What the exercise asks: In the listing that follows, count the lines holding the word "button" and report only that number.
##### Records for processing
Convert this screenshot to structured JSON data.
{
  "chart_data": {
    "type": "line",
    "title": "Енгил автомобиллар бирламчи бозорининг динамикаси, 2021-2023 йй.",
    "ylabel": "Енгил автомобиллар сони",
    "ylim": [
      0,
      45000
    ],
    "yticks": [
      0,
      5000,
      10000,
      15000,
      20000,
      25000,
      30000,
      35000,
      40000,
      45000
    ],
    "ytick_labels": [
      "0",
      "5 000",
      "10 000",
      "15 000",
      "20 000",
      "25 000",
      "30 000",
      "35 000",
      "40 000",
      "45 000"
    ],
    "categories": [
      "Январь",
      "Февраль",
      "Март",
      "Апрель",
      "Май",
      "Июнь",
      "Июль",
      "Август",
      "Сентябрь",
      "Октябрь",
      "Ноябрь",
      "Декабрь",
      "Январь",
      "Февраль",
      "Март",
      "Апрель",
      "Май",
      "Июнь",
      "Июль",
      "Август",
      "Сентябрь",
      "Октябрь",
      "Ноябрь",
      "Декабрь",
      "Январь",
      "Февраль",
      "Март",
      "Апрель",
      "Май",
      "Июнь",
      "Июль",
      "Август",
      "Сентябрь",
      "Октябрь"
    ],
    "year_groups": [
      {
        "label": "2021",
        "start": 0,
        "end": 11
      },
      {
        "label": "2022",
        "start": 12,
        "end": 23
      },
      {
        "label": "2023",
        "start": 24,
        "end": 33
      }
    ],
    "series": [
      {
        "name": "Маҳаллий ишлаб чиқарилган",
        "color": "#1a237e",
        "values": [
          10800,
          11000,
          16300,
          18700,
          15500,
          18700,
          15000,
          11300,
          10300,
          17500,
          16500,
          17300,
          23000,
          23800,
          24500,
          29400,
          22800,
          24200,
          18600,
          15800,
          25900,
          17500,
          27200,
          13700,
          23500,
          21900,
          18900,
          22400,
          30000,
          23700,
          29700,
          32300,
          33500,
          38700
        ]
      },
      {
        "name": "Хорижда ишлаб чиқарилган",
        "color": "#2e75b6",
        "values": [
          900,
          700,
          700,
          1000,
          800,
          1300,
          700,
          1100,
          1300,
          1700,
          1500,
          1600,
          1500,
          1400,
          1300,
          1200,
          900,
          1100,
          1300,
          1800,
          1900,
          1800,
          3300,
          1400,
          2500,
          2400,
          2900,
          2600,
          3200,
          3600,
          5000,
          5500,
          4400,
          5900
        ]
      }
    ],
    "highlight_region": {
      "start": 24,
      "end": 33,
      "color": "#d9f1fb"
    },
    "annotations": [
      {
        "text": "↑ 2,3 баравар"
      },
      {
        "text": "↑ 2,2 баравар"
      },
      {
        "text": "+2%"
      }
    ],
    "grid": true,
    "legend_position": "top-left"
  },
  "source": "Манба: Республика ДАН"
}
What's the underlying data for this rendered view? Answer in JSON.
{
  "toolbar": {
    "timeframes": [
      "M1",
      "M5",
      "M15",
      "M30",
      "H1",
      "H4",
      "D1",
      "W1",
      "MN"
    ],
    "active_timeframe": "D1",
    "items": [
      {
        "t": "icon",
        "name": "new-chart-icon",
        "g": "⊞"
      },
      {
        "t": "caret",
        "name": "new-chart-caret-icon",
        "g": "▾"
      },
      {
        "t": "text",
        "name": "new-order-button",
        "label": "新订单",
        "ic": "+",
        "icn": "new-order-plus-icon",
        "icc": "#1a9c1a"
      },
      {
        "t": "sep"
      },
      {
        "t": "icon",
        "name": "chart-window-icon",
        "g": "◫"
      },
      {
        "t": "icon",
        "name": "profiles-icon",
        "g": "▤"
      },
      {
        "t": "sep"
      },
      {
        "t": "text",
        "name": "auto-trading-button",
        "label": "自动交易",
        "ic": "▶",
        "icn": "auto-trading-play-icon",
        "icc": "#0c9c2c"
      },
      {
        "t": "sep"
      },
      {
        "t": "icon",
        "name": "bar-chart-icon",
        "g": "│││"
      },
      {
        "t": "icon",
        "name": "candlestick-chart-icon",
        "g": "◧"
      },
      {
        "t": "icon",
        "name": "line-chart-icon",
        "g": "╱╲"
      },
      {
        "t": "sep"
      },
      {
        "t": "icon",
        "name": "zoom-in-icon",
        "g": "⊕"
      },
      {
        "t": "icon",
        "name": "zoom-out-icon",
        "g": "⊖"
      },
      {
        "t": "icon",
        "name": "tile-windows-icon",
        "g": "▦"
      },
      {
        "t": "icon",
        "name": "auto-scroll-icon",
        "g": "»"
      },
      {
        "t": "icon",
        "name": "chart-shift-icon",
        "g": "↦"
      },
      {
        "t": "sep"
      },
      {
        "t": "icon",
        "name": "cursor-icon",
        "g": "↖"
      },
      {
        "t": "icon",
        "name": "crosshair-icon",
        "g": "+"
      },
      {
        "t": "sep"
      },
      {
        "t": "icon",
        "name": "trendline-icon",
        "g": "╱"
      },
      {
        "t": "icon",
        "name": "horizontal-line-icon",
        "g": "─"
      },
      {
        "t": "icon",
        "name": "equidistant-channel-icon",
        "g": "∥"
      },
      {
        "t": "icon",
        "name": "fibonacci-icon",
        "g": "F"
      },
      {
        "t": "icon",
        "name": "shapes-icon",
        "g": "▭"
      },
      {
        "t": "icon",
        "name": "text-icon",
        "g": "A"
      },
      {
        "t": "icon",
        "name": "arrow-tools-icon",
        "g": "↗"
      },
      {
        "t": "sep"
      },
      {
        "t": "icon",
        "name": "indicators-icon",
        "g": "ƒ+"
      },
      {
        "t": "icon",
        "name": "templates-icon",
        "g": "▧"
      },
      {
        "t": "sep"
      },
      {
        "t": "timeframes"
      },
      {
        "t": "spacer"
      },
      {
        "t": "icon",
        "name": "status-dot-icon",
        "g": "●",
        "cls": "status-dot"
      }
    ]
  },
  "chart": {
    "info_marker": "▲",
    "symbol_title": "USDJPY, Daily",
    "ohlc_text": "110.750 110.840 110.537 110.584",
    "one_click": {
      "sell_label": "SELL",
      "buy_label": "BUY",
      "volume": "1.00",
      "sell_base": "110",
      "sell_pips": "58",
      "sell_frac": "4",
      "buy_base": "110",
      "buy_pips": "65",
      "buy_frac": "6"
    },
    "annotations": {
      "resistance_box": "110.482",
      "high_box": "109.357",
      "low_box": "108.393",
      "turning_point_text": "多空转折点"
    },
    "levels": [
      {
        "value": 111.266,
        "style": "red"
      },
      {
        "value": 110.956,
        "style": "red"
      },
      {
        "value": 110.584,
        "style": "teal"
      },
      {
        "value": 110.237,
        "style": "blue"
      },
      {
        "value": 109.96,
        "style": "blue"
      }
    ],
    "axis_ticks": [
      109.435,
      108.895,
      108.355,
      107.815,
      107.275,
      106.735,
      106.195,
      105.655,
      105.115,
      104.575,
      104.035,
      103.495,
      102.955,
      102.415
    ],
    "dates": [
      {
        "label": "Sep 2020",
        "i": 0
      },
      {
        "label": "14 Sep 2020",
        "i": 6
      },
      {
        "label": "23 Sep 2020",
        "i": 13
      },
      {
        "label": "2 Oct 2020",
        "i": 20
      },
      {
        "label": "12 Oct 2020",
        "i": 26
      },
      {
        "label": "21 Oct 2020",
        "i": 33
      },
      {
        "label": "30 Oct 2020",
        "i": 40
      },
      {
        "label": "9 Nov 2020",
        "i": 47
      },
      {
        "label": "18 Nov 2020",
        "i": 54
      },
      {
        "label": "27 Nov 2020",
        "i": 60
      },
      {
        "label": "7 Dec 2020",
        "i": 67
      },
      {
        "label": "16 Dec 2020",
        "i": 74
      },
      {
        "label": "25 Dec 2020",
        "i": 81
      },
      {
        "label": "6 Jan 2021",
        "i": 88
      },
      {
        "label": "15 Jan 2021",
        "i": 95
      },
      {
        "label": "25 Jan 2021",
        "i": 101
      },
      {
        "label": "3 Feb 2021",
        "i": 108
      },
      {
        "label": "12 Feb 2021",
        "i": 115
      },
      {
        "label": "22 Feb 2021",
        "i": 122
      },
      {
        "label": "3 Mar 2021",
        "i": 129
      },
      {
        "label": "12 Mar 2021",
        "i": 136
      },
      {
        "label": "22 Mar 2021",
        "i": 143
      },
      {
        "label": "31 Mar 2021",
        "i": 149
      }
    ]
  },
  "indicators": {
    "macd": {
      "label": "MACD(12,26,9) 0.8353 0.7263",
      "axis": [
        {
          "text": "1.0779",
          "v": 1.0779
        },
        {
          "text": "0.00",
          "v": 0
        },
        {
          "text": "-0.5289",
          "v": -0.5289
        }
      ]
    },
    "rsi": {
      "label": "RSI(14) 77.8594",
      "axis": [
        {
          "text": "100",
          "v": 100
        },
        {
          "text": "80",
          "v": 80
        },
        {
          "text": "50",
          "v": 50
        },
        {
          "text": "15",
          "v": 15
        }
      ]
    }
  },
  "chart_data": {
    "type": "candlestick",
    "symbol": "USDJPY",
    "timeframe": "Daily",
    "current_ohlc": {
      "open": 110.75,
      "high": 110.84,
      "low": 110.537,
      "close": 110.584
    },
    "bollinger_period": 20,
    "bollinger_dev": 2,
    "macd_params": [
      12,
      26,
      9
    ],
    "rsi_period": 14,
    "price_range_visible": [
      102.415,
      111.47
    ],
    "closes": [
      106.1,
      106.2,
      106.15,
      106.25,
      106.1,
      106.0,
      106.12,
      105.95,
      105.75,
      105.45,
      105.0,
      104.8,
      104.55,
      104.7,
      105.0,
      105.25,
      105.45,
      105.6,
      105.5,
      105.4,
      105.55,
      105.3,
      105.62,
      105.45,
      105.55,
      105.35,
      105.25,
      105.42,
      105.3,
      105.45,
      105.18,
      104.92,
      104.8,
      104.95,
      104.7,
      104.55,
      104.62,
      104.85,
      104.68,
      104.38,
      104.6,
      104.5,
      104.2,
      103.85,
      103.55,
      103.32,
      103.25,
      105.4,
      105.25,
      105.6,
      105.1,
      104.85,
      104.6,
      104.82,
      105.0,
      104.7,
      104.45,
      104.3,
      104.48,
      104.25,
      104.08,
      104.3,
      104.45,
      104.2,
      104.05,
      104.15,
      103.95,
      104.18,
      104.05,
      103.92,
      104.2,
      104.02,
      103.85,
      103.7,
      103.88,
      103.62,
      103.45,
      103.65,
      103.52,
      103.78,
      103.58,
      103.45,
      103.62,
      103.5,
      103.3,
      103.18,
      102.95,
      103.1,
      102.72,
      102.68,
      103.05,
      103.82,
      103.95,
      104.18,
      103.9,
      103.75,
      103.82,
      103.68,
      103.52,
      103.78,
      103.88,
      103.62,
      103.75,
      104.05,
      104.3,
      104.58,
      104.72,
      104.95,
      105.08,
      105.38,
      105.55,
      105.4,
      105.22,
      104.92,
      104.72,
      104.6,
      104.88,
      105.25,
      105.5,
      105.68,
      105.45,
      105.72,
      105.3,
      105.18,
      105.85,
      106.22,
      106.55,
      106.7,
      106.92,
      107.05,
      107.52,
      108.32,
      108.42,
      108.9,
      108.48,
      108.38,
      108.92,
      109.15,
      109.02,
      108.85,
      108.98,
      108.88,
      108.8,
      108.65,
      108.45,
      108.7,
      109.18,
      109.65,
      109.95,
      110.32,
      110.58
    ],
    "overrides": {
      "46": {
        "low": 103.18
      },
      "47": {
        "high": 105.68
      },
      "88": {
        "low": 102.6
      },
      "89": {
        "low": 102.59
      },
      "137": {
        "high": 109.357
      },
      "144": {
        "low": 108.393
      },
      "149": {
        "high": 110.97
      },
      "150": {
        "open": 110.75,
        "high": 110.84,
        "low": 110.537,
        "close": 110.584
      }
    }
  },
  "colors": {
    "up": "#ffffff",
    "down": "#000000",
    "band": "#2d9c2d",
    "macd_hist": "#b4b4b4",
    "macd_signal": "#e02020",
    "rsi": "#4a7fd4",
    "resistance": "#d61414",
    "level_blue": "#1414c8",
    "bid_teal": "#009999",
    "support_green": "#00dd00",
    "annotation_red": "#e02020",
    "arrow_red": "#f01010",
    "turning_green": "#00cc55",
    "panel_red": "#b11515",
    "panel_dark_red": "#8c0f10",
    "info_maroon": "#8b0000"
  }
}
##########
Answer to this problem: 2